Gather each line of the entries below that includes "diantara".

Input.
++++

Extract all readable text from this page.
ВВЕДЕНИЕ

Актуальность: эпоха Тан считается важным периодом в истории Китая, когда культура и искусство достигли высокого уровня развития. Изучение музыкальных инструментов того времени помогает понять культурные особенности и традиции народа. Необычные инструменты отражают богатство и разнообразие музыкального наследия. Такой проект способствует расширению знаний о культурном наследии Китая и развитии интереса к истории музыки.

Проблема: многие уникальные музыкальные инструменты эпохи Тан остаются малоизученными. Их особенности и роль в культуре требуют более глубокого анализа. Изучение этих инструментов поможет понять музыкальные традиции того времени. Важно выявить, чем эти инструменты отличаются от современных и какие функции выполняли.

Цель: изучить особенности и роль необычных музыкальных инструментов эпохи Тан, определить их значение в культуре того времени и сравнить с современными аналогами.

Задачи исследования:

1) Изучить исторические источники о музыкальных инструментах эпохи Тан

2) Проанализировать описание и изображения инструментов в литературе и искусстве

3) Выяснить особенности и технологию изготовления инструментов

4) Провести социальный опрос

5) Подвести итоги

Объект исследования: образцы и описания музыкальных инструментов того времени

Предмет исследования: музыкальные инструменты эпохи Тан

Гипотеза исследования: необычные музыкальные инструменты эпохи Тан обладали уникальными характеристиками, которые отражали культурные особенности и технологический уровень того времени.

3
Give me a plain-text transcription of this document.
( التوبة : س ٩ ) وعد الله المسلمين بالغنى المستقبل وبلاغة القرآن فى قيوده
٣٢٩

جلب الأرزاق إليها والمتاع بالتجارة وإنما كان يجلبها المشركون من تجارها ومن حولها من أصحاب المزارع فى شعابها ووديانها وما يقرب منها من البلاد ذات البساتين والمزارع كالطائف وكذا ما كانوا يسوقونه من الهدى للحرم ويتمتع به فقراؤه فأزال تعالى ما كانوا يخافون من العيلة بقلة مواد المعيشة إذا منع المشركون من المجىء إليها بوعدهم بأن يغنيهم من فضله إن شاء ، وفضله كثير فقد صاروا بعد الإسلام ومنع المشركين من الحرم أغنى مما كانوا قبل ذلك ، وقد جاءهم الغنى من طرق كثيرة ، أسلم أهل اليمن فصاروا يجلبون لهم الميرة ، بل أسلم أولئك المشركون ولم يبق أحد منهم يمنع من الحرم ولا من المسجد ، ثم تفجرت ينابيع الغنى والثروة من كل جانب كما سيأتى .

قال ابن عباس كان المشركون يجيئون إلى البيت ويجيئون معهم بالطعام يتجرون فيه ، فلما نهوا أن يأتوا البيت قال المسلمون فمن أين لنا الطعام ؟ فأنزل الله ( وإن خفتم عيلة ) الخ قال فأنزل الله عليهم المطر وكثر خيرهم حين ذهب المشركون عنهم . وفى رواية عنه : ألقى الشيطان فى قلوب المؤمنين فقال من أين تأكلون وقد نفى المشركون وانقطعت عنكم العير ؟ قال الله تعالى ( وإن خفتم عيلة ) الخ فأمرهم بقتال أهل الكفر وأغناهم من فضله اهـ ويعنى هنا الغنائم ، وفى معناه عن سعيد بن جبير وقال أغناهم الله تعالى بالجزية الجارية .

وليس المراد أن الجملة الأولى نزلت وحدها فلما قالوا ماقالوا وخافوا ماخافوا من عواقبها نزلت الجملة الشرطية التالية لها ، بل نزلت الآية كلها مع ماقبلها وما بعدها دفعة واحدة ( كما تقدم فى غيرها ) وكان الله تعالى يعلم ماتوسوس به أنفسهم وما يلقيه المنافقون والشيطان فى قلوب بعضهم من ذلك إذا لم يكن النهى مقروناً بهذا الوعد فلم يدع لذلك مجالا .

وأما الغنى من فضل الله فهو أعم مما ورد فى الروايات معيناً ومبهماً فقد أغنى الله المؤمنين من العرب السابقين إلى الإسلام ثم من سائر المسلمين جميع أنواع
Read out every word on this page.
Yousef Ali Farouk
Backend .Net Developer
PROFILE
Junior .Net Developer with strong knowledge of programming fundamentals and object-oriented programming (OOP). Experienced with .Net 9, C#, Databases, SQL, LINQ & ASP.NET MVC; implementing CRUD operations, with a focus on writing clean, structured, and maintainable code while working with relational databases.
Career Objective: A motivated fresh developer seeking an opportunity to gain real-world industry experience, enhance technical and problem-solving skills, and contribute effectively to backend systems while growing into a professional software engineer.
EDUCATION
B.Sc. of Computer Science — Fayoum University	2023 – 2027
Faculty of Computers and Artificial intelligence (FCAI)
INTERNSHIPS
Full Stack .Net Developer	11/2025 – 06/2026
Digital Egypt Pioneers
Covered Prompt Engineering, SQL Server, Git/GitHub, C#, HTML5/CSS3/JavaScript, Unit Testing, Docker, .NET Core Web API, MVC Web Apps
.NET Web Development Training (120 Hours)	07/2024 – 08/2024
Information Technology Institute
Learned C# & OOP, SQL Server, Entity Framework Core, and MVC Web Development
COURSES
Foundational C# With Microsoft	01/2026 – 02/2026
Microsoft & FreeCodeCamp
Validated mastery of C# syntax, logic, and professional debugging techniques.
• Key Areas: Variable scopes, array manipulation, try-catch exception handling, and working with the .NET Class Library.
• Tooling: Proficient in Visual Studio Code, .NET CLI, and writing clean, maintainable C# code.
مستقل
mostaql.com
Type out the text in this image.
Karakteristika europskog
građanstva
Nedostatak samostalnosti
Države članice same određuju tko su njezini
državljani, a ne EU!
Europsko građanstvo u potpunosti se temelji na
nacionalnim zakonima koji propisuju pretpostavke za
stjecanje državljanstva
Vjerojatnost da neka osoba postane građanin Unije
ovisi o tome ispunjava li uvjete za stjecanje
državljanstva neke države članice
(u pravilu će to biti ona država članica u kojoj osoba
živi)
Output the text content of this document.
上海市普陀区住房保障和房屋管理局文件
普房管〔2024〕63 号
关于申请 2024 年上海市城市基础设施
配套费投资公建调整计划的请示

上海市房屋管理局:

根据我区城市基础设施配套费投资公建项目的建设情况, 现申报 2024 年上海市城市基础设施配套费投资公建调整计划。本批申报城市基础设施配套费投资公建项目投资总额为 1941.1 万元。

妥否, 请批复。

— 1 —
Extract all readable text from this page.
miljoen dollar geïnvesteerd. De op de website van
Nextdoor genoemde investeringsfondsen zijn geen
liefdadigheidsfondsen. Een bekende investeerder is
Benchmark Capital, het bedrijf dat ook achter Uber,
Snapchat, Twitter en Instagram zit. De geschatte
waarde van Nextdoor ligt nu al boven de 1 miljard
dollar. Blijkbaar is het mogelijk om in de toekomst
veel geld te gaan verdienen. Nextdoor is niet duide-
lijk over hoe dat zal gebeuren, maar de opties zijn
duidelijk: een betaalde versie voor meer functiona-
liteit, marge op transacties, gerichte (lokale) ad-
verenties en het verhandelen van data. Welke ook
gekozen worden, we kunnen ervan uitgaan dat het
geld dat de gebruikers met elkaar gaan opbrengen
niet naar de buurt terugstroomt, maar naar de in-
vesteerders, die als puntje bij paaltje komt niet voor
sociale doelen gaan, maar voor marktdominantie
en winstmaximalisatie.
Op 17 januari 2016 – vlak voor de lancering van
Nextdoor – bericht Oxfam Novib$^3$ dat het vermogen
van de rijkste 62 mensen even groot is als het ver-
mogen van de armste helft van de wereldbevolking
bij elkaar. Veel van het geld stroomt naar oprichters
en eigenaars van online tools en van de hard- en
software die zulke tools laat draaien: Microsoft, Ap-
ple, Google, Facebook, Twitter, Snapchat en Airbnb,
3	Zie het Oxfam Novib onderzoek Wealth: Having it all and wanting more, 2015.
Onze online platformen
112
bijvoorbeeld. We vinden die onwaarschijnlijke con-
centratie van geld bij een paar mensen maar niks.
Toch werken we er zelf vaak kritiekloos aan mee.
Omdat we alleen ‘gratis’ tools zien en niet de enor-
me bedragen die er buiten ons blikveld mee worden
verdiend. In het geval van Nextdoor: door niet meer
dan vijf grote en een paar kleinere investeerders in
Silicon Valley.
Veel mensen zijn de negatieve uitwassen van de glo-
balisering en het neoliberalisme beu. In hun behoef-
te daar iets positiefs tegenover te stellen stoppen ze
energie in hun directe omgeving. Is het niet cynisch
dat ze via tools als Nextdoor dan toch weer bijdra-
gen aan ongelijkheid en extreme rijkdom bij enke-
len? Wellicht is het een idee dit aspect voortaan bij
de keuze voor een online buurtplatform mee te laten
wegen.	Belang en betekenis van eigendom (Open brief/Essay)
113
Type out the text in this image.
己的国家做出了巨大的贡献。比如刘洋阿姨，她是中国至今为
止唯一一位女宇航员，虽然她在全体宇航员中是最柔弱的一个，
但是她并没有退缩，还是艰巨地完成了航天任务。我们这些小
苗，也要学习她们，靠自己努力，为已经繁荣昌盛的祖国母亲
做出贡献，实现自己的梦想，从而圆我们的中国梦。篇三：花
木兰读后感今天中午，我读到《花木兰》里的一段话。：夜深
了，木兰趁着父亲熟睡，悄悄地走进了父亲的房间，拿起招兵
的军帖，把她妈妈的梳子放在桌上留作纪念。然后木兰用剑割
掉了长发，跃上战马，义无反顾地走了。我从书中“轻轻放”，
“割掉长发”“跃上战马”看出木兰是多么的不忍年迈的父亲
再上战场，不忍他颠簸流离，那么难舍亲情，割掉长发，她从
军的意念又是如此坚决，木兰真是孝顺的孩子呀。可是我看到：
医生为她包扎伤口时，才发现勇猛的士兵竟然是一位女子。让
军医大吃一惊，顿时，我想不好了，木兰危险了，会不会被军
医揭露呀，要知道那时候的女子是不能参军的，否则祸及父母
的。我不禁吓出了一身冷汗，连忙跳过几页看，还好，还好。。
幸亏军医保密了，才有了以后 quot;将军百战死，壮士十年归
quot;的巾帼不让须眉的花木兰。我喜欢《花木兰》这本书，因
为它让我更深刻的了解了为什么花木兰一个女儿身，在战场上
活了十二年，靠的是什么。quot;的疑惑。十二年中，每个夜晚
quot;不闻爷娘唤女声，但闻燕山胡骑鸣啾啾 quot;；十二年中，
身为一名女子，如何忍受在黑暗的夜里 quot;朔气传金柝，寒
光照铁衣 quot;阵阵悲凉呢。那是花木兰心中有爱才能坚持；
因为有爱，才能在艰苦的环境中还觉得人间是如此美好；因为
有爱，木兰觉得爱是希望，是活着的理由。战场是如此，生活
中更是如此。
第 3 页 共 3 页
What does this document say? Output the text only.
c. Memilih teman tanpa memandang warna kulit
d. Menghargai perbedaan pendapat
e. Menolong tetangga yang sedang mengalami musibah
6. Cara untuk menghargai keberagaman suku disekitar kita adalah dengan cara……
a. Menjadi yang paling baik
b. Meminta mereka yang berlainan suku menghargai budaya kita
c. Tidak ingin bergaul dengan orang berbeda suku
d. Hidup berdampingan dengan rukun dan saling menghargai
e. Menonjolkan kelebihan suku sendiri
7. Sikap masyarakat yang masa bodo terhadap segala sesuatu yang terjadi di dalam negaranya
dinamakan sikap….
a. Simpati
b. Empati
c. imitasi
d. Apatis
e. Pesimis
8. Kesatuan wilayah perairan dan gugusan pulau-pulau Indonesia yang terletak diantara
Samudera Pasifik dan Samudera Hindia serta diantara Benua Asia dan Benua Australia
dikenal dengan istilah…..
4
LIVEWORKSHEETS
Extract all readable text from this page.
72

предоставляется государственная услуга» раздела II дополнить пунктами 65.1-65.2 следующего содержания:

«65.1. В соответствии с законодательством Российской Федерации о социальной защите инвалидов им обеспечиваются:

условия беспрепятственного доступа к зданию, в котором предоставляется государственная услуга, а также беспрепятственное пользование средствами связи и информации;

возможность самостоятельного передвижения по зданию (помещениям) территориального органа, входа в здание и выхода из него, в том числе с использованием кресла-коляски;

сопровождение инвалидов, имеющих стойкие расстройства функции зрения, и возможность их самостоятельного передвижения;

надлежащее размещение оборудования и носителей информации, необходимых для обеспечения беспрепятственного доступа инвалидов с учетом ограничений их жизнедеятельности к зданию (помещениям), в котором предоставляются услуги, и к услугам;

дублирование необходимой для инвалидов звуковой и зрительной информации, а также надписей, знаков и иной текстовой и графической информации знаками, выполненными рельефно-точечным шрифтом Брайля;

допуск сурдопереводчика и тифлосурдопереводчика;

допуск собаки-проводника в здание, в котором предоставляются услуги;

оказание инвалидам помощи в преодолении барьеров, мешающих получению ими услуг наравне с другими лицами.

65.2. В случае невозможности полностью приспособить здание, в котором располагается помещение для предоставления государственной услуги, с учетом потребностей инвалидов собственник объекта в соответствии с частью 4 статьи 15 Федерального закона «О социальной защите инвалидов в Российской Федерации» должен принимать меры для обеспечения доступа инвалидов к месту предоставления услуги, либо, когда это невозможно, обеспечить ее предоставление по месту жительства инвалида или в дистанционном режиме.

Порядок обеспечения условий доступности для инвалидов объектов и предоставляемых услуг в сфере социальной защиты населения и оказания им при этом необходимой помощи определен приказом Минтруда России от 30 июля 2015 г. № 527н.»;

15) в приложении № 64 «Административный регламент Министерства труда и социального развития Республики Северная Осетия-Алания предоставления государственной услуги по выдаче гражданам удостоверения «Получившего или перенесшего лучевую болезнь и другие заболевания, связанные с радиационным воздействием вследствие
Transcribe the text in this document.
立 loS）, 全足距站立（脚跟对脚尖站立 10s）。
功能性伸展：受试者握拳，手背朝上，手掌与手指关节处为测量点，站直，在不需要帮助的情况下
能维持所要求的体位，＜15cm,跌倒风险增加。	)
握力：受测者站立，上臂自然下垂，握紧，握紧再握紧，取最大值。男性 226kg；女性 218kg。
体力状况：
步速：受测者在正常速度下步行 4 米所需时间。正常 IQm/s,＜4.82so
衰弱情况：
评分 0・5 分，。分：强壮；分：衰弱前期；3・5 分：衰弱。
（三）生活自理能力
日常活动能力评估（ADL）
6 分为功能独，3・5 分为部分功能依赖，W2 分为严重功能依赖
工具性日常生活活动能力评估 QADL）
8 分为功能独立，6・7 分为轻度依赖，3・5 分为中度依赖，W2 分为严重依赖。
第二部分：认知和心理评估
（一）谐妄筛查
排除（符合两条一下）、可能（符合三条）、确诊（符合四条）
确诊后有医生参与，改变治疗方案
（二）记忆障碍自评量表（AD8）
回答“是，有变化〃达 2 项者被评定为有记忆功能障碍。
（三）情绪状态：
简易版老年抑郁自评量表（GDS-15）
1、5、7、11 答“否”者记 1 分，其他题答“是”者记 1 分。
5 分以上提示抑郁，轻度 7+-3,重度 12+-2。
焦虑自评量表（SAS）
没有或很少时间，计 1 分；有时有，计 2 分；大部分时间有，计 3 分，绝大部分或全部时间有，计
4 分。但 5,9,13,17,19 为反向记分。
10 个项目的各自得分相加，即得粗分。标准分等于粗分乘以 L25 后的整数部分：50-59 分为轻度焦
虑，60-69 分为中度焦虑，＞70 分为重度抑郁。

++++

Complete answer.
8. Kesatuan wilayah perairan dan gugusan pulau-pulau Indonesia yang terletak diantara
Samudera Pasifik dan Samudera Hindia serta diantara Benua Asia dan Benua Australia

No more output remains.